*Material to process*.
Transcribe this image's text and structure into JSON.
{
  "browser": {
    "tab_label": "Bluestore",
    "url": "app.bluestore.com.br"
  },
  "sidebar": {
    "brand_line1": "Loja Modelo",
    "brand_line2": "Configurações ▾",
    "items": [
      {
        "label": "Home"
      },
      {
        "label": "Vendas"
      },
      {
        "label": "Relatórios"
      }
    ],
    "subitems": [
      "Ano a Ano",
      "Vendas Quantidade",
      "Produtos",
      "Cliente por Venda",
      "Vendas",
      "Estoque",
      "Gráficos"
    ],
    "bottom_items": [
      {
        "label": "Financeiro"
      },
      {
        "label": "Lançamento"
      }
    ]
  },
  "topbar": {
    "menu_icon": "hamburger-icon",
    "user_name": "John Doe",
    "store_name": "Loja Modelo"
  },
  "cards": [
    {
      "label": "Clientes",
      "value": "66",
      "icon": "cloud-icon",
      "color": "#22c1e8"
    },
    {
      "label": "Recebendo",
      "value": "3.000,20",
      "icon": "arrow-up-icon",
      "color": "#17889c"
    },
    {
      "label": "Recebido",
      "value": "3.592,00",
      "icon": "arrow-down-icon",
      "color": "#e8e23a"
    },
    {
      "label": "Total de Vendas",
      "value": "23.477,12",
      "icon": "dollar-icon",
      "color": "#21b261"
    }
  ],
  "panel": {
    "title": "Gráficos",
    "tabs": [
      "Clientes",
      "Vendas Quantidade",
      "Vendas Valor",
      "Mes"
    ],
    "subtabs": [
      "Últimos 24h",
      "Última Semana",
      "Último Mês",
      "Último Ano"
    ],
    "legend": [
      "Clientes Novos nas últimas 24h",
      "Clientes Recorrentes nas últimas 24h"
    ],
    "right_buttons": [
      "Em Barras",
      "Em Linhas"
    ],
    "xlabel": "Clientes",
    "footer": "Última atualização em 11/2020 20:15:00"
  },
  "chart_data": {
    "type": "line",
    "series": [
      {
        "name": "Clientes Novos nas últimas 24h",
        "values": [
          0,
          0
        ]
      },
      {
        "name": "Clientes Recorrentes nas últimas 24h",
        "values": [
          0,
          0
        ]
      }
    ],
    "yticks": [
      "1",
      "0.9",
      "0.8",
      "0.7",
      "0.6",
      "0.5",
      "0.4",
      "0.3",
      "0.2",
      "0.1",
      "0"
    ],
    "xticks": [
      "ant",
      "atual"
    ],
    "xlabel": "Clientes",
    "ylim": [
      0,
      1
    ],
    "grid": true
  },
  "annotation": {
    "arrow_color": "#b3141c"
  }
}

*Exercise aim*. Exactly reproduce every line of the data above.

*Answer for the task*.
Transcribe this image's text and structure into JSON.
{
  "browser": {
    "tab_label": "Bluestore",
    "url": "app.bluestore.com.br"
  },
  "sidebar": {
    "brand_line1": "Loja Modelo",
    "brand_line2": "Configurações ▾",
    "items": [
      {
        "label": "Home"
      },
      {
        "label": "Vendas"
      },
      {
        "label": "Relatórios"
      }
    ],
    "subitems": [
      "Ano a Ano",
      "Vendas Quantidade",
      "Produtos",
      "Cliente por Venda",
      "Vendas",
      "Estoque",
      "Gráficos"
    ],
    "bottom_items": [
      {
        "label": "Financeiro"
      },
      {
        "label": "Lançamento"
      }
    ]
  },
  "topbar": {
    "menu_icon": "hamburger-icon",
    "user_name": "John Doe",
    "store_name": "Loja Modelo"
  },
  "cards": [
    {
      "label": "Clientes",
      "value": "66",
      "icon": "cloud-icon",
      "color": "#22c1e8"
    },
    {
      "label": "Recebendo",
      "value": "3.000,20",
      "icon": "arrow-up-icon",
      "color": "#17889c"
    },
    {
      "label": "Recebido",
      "value": "3.592,00",
      "icon": "arrow-down-icon",
      "color": "#e8e23a"
    },
    {
      "label": "Total de Vendas",
      "value": "23.477,12",
      "icon": "dollar-icon",
      "color": "#21b261"
    }
  ],
  "panel": {
    "title": "Gráficos",
    "tabs": [
      "Clientes",
      "Vendas Quantidade",
      "Vendas Valor",
      "Mes"
    ],
    "subtabs": [
      "Últimos 24h",
      "Última Semana",
      "Último Mês",
      "Último Ano"
    ],
    "legend": [
      "Clientes Novos nas últimas 24h",
      "Clientes Recorrentes nas últimas 24h"
    ],
    "right_buttons": [
      "Em Barras",
      "Em Linhas"
    ],
    "xlabel": "Clientes",
    "footer": "Última atualização em 11/2020 20:15:00"
  },
  "chart_data": {
    "type": "line",
    "series": [
      {
        "name": "Clientes Novos nas últimas 24h",
        "values": [
          0,
          0
        ]
      },
      {
        "name": "Clientes Recorrentes nas últimas 24h",
        "values": [
          0,
          0
        ]
      }
    ],
    "yticks": [
      "1",
      "0.9",
      "0.8",
      "0.7",
      "0.6",
      "0.5",
      "0.4",
      "0.3",
      "0.2",
      "0.1",
      "0"
    ],
    "xticks": [
      "ant",
      "atual"
    ],
    "xlabel": "Clientes",
    "ylim": [
      0,
      1
    ],
    "grid": true
  },
  "annotation": {
    "arrow_color": "#b3141c"
  }
}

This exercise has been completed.